-- Given data start --

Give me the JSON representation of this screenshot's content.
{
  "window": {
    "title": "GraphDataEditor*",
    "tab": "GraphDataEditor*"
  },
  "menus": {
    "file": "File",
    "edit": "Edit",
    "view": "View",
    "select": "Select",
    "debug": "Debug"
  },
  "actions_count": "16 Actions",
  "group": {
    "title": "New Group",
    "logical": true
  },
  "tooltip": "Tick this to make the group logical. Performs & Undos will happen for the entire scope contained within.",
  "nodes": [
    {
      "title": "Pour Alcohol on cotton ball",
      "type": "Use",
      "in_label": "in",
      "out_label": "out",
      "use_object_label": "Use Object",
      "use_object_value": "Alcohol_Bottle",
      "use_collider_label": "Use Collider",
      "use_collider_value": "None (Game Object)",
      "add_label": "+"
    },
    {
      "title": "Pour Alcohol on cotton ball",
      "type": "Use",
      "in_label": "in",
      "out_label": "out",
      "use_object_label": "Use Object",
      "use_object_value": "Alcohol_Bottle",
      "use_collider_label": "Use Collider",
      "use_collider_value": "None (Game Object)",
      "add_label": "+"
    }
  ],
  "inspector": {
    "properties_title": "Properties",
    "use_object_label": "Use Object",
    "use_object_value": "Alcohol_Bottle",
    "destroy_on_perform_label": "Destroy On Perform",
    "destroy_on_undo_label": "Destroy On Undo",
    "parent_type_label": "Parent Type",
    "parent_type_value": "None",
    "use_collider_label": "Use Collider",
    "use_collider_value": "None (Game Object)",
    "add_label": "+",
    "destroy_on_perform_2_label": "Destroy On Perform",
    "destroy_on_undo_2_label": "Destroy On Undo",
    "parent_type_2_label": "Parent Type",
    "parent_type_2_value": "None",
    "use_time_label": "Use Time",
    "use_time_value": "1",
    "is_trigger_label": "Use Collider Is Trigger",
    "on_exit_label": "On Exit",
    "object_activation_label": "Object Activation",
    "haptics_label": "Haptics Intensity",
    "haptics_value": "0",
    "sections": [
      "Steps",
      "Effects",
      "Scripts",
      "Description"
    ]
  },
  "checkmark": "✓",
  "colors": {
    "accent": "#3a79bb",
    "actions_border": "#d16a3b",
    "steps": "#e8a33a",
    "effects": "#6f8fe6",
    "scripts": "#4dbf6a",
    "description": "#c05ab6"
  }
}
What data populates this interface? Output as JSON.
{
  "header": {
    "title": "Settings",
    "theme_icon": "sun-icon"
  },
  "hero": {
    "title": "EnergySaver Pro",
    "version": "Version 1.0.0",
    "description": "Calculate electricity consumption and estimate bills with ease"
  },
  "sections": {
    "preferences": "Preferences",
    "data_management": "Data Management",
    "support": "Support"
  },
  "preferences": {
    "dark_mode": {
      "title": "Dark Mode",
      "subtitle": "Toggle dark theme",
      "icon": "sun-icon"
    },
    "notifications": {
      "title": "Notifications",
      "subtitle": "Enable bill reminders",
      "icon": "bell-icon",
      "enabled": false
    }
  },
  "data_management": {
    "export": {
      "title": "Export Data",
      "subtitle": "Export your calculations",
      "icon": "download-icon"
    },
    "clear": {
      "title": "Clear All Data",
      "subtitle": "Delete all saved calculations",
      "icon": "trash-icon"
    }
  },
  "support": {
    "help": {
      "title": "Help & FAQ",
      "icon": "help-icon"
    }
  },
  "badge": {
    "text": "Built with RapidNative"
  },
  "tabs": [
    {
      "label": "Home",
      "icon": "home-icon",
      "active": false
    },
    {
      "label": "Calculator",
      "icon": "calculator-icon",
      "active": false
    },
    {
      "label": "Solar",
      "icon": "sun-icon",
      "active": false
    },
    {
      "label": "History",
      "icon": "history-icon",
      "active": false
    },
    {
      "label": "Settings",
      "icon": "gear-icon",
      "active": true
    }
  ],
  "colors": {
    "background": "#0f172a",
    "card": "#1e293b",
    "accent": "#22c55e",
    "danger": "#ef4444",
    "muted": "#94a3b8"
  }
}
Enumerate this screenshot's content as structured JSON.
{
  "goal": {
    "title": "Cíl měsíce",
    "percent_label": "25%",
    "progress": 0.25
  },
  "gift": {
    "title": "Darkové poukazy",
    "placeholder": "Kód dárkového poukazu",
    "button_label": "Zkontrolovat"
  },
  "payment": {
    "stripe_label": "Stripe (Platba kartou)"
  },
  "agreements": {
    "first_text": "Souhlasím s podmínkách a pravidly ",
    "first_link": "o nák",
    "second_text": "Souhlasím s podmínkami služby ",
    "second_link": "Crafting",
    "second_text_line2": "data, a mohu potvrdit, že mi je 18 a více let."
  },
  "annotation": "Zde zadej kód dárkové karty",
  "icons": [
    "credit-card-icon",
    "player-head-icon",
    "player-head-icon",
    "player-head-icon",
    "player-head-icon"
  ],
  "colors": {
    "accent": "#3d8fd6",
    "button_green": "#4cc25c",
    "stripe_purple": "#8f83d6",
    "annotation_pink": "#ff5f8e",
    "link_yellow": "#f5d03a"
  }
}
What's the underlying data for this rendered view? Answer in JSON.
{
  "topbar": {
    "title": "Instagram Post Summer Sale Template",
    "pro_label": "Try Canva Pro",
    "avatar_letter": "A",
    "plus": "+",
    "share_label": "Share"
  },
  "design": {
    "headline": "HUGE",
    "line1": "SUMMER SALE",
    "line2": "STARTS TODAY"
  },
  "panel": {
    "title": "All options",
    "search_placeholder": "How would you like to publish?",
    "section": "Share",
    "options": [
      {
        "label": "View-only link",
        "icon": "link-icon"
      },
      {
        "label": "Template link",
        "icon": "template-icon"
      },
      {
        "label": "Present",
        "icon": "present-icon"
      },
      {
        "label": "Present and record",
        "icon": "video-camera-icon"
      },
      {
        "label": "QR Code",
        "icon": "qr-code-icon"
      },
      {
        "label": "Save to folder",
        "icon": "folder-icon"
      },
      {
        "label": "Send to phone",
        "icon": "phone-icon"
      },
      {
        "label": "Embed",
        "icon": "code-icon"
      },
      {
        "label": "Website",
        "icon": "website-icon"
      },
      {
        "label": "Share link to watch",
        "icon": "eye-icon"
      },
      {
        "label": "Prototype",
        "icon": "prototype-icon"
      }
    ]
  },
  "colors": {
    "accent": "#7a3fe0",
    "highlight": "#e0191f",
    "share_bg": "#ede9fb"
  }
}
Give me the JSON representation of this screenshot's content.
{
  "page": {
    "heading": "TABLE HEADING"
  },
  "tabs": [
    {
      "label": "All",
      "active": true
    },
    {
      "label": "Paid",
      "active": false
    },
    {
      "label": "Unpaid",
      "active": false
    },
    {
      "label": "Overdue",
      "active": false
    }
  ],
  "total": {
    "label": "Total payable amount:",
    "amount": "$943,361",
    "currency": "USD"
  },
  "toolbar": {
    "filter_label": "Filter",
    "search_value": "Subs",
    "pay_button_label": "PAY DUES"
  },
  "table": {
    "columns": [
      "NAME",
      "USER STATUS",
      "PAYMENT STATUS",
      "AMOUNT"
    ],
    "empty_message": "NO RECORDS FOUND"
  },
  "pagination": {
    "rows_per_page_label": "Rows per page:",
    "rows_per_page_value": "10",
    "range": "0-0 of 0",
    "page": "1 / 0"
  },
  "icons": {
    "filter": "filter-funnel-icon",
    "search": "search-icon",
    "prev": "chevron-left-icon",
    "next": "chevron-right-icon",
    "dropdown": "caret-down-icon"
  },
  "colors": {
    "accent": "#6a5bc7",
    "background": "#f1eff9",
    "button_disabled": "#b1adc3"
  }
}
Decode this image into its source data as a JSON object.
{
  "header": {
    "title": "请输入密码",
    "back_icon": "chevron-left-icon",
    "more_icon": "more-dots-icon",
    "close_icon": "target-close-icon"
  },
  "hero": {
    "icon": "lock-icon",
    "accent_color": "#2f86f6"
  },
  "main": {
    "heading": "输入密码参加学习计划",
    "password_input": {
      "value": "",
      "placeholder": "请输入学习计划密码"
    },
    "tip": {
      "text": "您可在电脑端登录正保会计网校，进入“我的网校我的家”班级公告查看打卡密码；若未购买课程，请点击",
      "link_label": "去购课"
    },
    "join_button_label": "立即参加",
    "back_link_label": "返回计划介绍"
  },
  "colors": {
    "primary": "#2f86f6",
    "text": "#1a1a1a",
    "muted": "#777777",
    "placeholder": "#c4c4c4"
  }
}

-- Given data end --

Look through the data above. Find each line with the string "GraphDataEditor" and copy it.

    "title": "GraphDataEditor*",
    "tab": "GraphDataEditor*"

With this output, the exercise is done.